Task to carry out
For each line below that includes the word "thấy", make a copy.

Materials provided
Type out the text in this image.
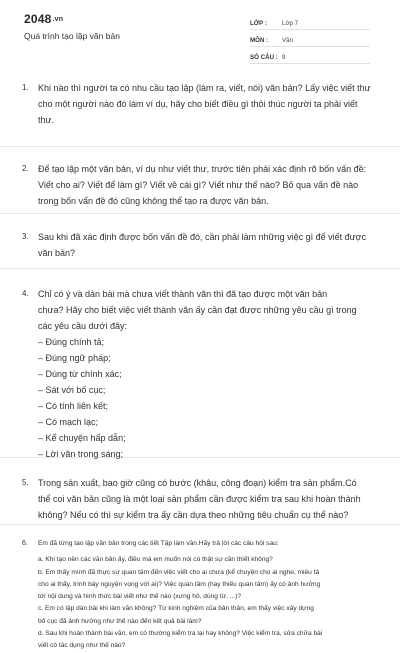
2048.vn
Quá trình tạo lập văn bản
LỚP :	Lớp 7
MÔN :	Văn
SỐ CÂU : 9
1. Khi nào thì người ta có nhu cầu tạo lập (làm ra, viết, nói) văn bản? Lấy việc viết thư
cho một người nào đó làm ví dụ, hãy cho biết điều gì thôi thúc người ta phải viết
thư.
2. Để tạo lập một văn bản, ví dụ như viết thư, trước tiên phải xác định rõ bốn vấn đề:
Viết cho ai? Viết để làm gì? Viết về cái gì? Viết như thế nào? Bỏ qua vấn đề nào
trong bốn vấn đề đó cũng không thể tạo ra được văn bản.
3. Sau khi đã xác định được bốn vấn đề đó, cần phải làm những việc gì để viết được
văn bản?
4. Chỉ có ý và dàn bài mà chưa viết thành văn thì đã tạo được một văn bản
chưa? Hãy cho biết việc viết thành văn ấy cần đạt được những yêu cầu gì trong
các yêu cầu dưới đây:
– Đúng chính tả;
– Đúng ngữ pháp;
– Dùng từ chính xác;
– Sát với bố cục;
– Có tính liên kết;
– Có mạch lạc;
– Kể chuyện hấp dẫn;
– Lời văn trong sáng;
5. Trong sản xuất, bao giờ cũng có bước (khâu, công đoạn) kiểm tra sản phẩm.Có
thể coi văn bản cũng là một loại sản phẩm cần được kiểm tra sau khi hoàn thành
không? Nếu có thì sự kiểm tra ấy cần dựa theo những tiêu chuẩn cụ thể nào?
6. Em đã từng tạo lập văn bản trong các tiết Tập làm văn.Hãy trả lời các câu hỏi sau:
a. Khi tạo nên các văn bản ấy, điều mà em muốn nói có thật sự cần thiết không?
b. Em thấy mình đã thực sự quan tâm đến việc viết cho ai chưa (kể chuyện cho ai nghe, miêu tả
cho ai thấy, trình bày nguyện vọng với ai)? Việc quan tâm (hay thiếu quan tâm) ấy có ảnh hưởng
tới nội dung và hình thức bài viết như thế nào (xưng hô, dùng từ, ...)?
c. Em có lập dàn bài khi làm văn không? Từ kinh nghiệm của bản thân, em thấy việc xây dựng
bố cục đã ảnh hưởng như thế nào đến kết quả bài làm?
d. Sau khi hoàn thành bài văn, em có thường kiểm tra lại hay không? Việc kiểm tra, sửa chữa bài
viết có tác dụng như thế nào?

==

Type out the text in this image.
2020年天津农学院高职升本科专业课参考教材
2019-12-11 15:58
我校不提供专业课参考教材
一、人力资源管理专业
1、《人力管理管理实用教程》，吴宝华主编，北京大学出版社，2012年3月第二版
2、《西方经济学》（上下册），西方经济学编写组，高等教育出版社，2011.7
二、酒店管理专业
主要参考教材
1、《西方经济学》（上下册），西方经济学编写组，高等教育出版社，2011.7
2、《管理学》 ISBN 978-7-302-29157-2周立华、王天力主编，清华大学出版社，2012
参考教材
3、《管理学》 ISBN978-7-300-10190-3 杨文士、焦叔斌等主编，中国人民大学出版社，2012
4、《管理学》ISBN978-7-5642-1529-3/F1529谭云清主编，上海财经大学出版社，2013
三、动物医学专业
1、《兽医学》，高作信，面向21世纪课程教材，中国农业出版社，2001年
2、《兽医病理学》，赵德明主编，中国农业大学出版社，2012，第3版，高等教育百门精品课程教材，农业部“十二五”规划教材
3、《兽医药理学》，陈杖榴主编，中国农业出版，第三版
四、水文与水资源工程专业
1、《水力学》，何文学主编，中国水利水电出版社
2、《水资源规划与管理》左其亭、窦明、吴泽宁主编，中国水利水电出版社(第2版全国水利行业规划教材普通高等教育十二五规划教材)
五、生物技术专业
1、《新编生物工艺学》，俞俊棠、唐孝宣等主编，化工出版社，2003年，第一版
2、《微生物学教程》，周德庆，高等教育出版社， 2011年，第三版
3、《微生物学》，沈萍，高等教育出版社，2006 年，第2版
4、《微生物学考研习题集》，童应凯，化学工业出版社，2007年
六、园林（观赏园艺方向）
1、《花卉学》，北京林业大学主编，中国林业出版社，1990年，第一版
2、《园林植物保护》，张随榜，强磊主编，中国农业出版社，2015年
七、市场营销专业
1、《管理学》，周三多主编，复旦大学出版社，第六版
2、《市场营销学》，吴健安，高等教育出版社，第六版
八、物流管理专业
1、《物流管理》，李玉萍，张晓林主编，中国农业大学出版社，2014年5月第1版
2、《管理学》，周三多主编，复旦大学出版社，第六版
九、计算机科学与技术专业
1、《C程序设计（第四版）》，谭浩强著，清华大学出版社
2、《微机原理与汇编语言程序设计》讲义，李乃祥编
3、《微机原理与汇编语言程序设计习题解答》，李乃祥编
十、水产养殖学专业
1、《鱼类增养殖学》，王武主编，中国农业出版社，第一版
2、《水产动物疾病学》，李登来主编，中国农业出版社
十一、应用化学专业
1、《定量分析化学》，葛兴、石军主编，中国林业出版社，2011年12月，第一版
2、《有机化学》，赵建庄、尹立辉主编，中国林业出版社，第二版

Solution for this problem
b. Em thấy mình đã thực sự quan tâm đến việc viết cho ai chưa (kể chuyện cho ai nghe, miêu tả
cho ai thấy, trình bày nguyện vọng với ai)? Việc quan tâm (hay thiếu quan tâm) ấy có ảnh hưởng
c. Em có lập dàn bài khi làm văn không? Từ kinh nghiệm của bản thân, em thấy việc xây dựng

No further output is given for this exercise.